Exercise instructions:
Search the data for the word "感受当地人文魅力和草根运动乐趣" and copy every line where it occurs.

Given data:
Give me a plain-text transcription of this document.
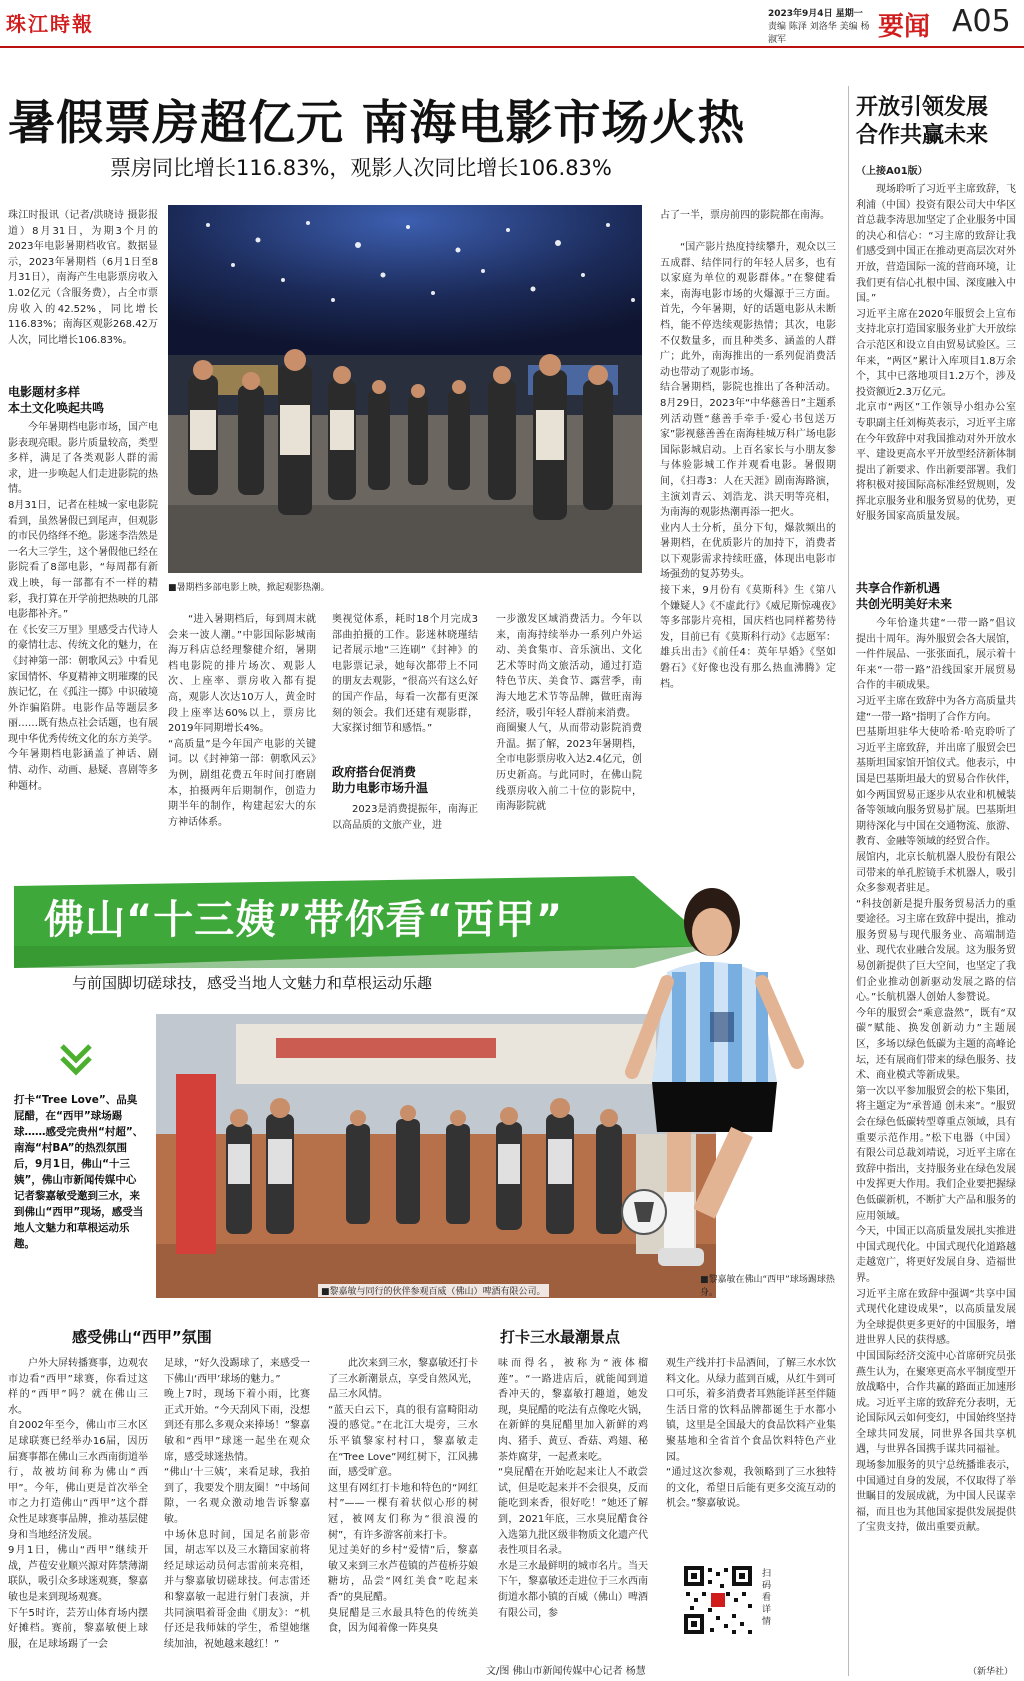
珠江時報	2023年9月4日 星期一
责编 陈泽 刘洛华 美编 杨淑军	要闻 A05
暑假票房超亿元 南海电影市场火热
票房同比增长116.83%，观影人次同比增长106.83%
珠江时报讯（记者/洪晓诗 摄影报道）8月31日，为期3个月的2023年电影暑期档收官。数据显示，2023年暑期档（6月1日至8月31日），南海产生电影票房收入1.02亿元（含服务费），占全市票房收入的42.52%，同比增长116.83%；南海区观影268.42万人次，同比增长106.83%。
电影题材多样
本土文化唤起共鸣
今年暑期档电影市场，国产电影表现亮眼。影片质量较高，类型多样，满足了各类观影人群的需求，进一步唤起人们走进影院的热情。
8月31日，记者在桂城一家电影院看到，虽然暑假已到尾声，但观影的市民仍络绎不绝。影迷李浩然是一名大三学生，这个暑假他已经在影院看了8部电影，“每周都有新戏上映，每一部都有不一样的精彩，我打算在开学前把热映的几部电影都补齐。”
在《长安三万里》里感受古代诗人的豪情壮志、传统文化的魅力，在《封神第一部：朝歌风云》中看见家国情怀、华夏精神文明璀璨的民族记忆，在《孤注一掷》中识破境外诈骗陷阱。电影作品等题层多丽……既有热点社会话题，也有展现中华优秀传统文化的东方美学。今年暑期档电影涵盖了神话、剧情、动作、动画、悬疑、喜剧等多种题材。
■暑期档多部电影上映，掀起观影热潮。
“进入暑期档后，每到周末就会来一波人潮。”中影国际影城南海万科店总经理黎健介绍，暑期档电影院的排片场次、观影人次、上座率、票房收入都有提高，观影人次达10万人，黄金时段上座率达60%以上，票房比2019年同期增长4%。
“高质量”是今年国产电影的关键词。以《封神第一部：朝歌风云》为例，剧组花费五年时间打磨剧本，拍摄两年后期制作，创造力期半年的制作，构建起宏大的东方神话体系。
奥视觉体系，耗时18个月完成3部曲拍摄的工作。影迷林晓瑾结记者展示地“三连刷”《封神》的电影票记录，她每次都带上不同的朋友去观影，“很高兴有这么好的国产作品，每看一次都有更深刻的领会。我们还建有观影群，大家探讨细节和感悟。”
政府搭台促消费
助力电影市场升温
2023是消费提振年，南海正以高品质的文旅产业，进
一步激发区域消费活力。今年以来，南海持续举办一系列户外运动、美食集市、音乐演出、文化艺术等时尚文旅活动，通过打造特色节庆、美食节、露营季，南海大地艺术节等品牌，做旺南海经济，吸引年轻人群前来消费。
商圈聚人气，从而带动影院消费升温。据了解，2023年暑期档，全市电影票房收入达2.4亿元，创历史新高。与此同时，在佛山院线票房收入前二十位的影院中，南海影院就
占了一半，票房前四的影院都在南海。
“国产影片热度持续攀升，观众以三五成群、结伴同行的年轻人居多，也有以家庭为单位的观影群体。”在黎健看来，南海电影市场的火爆源于三方面。首先，今年暑期，好的话题电影从未断档，能不停迭续观影热情；其次，电影不仅数量多，而且种类多、涵盖的人群广；此外，南海推出的一系列促消费活动也带动了观影市场。
结合暑期档，影院也推出了各种活动。8月29日，2023年“中华慈善日”主题系列活动暨“慈善手牵手·爱心书包送万家”影视慈善善在南海桂城万科广场电影国际影城启动。上百名家长与小朋友参与体验影城工作并观看电影。暑假期间，《扫毒3：人在天涯》剧南海路演，主演刘青云、刘浩龙、洪天明等亮相，为南海的观影热潮再添一把火。
业内人士分析，虽分下旬，爆款频出的暑期档，在优质影片的加持下，消费者以下观影需求持续旺盛，体现出电影市场强劲的复苏势头。
接下来，9月份有《莫斯科》生《第八个嫌疑人》《不虚此行》《威尼斯惊魂夜》等多部影片亮相，国庆档也同样蓄势待发，目前已有《莫斯科行动》《志愿军：雄兵出击》《前任4：英年早婚》《坚如磐石》《好像也没有那么热血沸腾》定档。
开放引领发展
合作共赢未来
（上接A01版）
现场聆听了习近平主席致辞，飞利浦（中国）投资有限公司大中华区首总裁李涛思加坚定了企业服务中国的决心和信心：“习主席的致辞让我们感受到中国正在推动更高层次对外开放，营造国际一流的营商环境，让我们更有信心扎根中国、深度融入中国。”
习近平主席在2020年服贸会上宣布支持北京打造国家服务业扩大开放综合示范区和设立自由贸易试验区。三年来，“两区”累计入库项目1.8万余个，其中已落地项目1.2万个，涉及投资额近2.3万亿元。
北京市“两区”工作领导小组办公室专职副主任刘梅英表示，习近平主席在今年致辞中对我国推动对外开放水平、建设更高水平开放型经济新体制提出了新要求、作出新要部署。我们将积极对接国际高标准经贸规则，发挥北京服务业和服务贸易的优势，更好服务国家高质量发展。
共享合作新机遇
共创光明美好未来
今年恰逢共建“一带一路”倡议提出十周年。海外服贸会各大展馆，一件件展品、一张张面孔，展示着十年来“一带一路”沿线国家开展贸易合作的丰硕成果。
习近平主席在致辞中为各方高质量共建“一带一路”指明了合作方向。
巴基斯坦驻华大使哈希·哈克聆听了习近平主席致辞，并出席了服贸会巴基斯坦国家馆开馆仪式。他表示，中国是巴基斯坦最大的贸易合作伙伴，如今两国贸易正逐步从农业和机械装备等领域向服务贸易扩展。巴基斯坦期待深化与中国在交通物流、旅游、教育、金融等领域的经贸合作。
展馆内，北京长航机器人股份有限公司带来的单孔腔镜手术机器人，吸引众多参观者驻足。
“科技创新是提升服务贸易活力的重要途径。习主席在致辞中提出，推动服务贸易与现代服务业、高端制造业、现代农业融合发展。这为服务贸易创新提供了巨大空间，也坚定了我们企业推动创新驱动发展之路的信心。”长航机器人创始人参赞说。
今年的服贸会“乘意盎然”，既有“双碳”赋能、换发创新动力”主题展区，多场以绿色低碳为主题的高峰论坛，还有展商们带来的绿色服务、技术、商业模式等新成果。
第一次以平参加服贸会的松下集团，将主题定为“承普通 创未来”。“服贸会在绿色低碳转型尊重点领域，具有重要示范作用。”松下电器（中国）有限公司总裁刘靖说，习近平主席在致辞中指出，支持服务业在绿色发展中发挥更大作用。我们企业要把握绿色低碳新机，不断扩大产品和服务的应用领域。
今天，中国正以高质量发展扎实推进中国式现代化。中国式现代化道路越走越宽广，将更好发展自身、造福世界。
习近平主席在致辞中强调“共享中国式现代化建设成果”，以高质量发展为全球提供更多更好的中国服务，增进世界人民的获得感。
中国国际经济交流中心首席研究员张燕生认为，在聚寒更高水平制度型开放战略中，合作共赢的路面正加速形成。习近平主席的致辞充分表明，无论国际风云如何变幻，中国始终坚持全球共同发展，同世界各国共享机遇，与世界各国携手谋共同福祉。
现场参加服务的贝宁总统播谁表示，中国通过自身的发展，不仅取得了举世瞩目的发展成就，为中国人民谋幸福，而且也为其他国家提供发展提供了宝贵支持，做出重要贡献。
（新华社）
佛山“十三姨”带你看“西甲”
与前国脚切磋球技，感受当地人文魅力和草根运动乐趣
打卡“Tree Love”、品臭屁醋，在“西甲”球场踢球……感受完贵州“村超”、南海“村BA”的热烈氛围后，9月1日，佛山“十三姨”，佛山市新闻传媒中心记者黎嘉敏受邀到三水，来到佛山“西甲”现场，感受当地人文魅力和草根运动乐趣。
■黎嘉敏与同行的伙伴参观百威（佛山）啤酒有限公司。
■黎嘉敏在佛山“西甲”球场踢球热身。
感受佛山“西甲”氛围
户外大屏转播赛事，边观农市边看“西甲”球赛，你看过这样的“西甲”吗？就在佛山三水。
自2002年至今，佛山市三水区足球联赛已经举办16届，因历届赛事都在佛山三水西南街道举行，故被坊间称为佛山“西甲”。今年，佛山更是首次举全市之力打造佛山“西甲”这个群众性足球赛事品牌，推动基层健身和当地经济发展。
9月1日，佛山“西甲”继续开战，芦苞安业顺兴源对阵禁薄湖联队，吸引众多球迷观赛，黎嘉敏也是来到现场观赛。
下午5时许，芸芳山体育场内摆好摊档。赛前，黎嘉敏便上球服，在足球场踢了一会
足球，“好久没踢球了，来感受一下佛山‘西甲’球场的魅力。”
晚上7时，现场下着小雨，比赛正式开始。“今天刮风下雨，没想到还有那么多观众来捧场！”黎嘉敏和“西甲”球迷一起坐在观众席，感受球迷热情。
“佛山‘十三姨’，来看足球，我拍到了，我要发个朋友圈！”中场间隙，一名观众激动地告诉黎嘉敏。
中场休息时间，国足名前影帝国，胡志军以及三水籍国家前将经足球运动员何志雷前来亮相，并与黎嘉敏切磋球技。何志雷还和黎嘉敏一起进行射门表演，并共同演唱着哥金曲《朋友》：“机仔还是我师妹的学生，希望她继续加油，祝她越来越红！”
打卡三水最潮景点
此次来到三水，黎嘉敏还打卡了三水新潮景点，享受自然风光，品三水风情。
“蓝天白云下，真的很有富畸阳动漫的感觉。”在北江大堤旁，三水乐平镇黎家村村口，黎嘉敏走在“Tree Love”网红树下，江风拂面，感受旷意。
这里有网红打卡地和特色的“网红村”——一棵有着状似心形的树冠，被网友们称为“很浪漫的树”，有许多游客前来打卡。
见过美好的乡村“爱情”后，黎嘉敏又来到三水芦苞镇的芦苞桥芬娘糖坊，品尝“网红美食”吃起来香”的臭屁醋。
臭屁醋是三水最具特色的传统美食，因为闻着像一阵臭臭
味而得名，被称为“液体榴莲”。“一路进店后，就能闻到道香冲天的，黎嘉敏打趣道，她发现，臭屁醋的吃法有点像吃火锅，在新鲜的臭屁醋里加入新鲜的鸡肉、猪手、黄豆、香菇、鸡翅、秘茶炸腐芽，一起煮来吃。
“臭屁醋在开始吃起来让人不敢尝试，但是吃起来并不会很臭，反而能吃到来香，很好吃！”她还了解到，2021年底，三水臭屁醋食谷入选第九批区级非物质文化遗产代表性项目名录。
水是三水最鲜明的城市名片。当天下午，黎嘉敏还走进位于三水西南街道水都小镇的百威（佛山）啤酒有限公司，参
观生产线并打卡品酒间，了解三水水饮料文化。从绿力蓝到百威，从红牛到可口可乐，着多消费者耳熟能详甚至伴随生活日常的饮料品牌都诞生于水都小镇，这里是全国最大的食品饮料产业集聚基地和全省首个食品饮料特色产业园。
“通过这次参观，我领略到了三水独特的文化，希望日后能有更多交流互动的机会。”黎嘉敏说。
扫码看详情
文/图 佛山市新闻传媒中心记者 杨慧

Answer to the problem:
与前国脚切磋球技，感受当地人文魅力和草根运动乐趣
打卡“Tree Love”、品臭屁醋，在“西甲”球场踢球……感受完贵州“村超”、南海“村BA”的热烈氛围后，9月1日，佛山“十三姨”，佛山市新闻传媒中心记者黎嘉敏受邀到三水，来到佛山“西甲”现场，感受当地人文魅力和草根运动乐趣。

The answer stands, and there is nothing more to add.